**What the exercise asks**
Where the string "Parameter" occurs in the material below, report the whole line.

**Source material**
::::

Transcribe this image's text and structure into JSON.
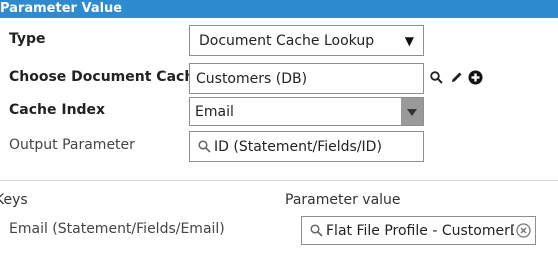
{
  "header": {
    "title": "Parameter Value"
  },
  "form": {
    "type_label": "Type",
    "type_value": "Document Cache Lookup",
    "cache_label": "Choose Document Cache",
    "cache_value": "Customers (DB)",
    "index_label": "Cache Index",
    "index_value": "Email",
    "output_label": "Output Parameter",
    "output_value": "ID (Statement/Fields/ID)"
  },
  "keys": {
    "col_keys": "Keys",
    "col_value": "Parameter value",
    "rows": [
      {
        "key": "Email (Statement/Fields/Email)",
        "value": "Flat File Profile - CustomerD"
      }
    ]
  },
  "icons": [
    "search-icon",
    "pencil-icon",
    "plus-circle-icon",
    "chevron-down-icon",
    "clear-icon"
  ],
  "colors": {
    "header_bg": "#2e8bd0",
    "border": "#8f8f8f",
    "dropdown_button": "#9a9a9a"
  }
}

::::

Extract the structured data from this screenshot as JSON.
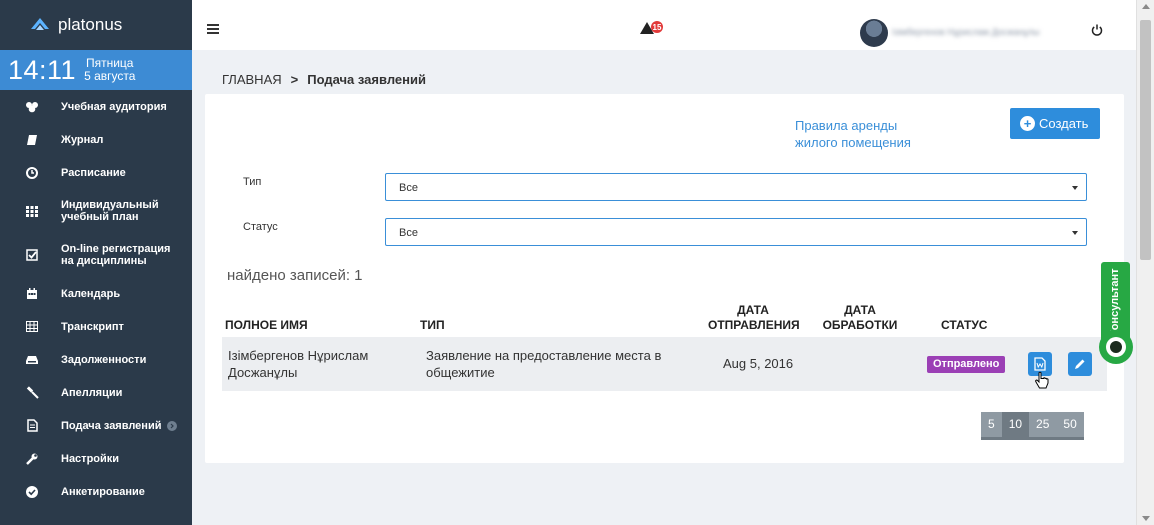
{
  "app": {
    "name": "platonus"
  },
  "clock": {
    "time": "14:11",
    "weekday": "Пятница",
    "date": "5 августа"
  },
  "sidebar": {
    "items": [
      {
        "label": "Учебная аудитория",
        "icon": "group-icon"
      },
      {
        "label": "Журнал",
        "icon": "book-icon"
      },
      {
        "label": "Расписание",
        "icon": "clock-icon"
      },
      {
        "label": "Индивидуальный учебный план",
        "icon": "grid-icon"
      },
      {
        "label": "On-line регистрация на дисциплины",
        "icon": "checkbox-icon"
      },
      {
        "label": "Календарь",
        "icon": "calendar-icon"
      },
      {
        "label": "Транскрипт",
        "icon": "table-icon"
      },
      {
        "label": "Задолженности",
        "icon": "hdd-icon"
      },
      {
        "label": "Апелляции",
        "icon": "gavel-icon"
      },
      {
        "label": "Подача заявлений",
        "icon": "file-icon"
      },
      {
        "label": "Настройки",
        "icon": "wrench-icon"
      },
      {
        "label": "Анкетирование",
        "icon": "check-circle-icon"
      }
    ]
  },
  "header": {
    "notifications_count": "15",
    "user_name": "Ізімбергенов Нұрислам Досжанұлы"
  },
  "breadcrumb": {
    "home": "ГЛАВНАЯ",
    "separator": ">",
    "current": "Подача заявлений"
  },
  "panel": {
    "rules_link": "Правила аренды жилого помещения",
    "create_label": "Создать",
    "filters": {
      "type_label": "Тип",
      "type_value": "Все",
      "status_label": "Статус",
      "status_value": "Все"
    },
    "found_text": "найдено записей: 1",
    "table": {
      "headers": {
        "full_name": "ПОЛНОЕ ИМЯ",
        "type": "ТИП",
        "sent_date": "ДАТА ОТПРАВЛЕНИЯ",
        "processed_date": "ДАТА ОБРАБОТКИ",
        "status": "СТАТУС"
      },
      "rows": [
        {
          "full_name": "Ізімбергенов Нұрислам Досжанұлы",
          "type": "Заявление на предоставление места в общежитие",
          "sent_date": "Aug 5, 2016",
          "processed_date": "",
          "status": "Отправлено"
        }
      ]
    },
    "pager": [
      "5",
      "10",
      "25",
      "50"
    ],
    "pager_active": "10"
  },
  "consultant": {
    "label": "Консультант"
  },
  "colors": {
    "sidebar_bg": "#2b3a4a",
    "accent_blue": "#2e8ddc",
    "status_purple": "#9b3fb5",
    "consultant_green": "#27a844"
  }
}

::::

**Task solution**
    "title": "Parameter Value"
    "output_label": "Output Parameter",
    "col_value": "Parameter value",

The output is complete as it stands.